▶ **What is expected**
Locate the string "name" in the records below. Copy every line where it occurs.

▶ **Entries supplied**

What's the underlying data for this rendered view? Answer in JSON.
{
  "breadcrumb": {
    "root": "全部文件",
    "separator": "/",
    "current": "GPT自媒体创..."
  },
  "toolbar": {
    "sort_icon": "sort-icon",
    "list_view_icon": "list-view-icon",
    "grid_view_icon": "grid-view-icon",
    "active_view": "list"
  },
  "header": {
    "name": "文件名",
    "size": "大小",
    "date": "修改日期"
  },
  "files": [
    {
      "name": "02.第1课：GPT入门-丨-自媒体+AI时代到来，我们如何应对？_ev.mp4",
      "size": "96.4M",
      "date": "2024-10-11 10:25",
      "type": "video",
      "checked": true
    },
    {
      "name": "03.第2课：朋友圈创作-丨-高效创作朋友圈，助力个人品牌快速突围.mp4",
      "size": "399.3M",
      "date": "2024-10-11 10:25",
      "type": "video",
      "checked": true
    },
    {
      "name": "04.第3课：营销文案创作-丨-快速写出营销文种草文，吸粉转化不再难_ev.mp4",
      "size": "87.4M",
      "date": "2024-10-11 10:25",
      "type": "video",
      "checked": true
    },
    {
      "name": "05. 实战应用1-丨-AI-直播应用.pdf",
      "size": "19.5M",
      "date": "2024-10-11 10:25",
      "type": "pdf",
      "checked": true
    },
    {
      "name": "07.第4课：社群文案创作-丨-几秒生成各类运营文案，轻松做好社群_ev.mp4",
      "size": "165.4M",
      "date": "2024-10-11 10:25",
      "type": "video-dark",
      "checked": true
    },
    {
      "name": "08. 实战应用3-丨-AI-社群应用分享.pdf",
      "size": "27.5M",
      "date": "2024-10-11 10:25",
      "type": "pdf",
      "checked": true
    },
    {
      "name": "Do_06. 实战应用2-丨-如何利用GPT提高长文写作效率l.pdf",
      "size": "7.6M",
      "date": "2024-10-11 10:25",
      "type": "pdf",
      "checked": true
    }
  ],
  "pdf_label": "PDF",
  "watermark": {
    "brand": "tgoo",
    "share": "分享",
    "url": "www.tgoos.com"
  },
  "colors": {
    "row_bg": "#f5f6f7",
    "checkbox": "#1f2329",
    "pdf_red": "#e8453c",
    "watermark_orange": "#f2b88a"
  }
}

▶ **Answer to this problem**
    "name": "文件名",
      "name": "02.第1课：GPT入门-丨-自媒体+AI时代到来，我们如何应对？_ev.mp4",
      "name": "03.第2课：朋友圈创作-丨-高效创作朋友圈，助力个人品牌快速突围.mp4",
      "name": "04.第3课：营销文案创作-丨-快速写出营销文种草文，吸粉转化不再难_ev.mp4",
      "name": "05. 实战应用1-丨-AI-直播应用.pdf",
      "name": "07.第4课：社群文案创作-丨-几秒生成各类运营文案，轻松做好社群_ev.mp4",
      "name": "08. 实战应用3-丨-AI-社群应用分享.pdf",
      "name": "Do_06. 实战应用2-丨-如何利用GPT提高长文写作效率l.pdf",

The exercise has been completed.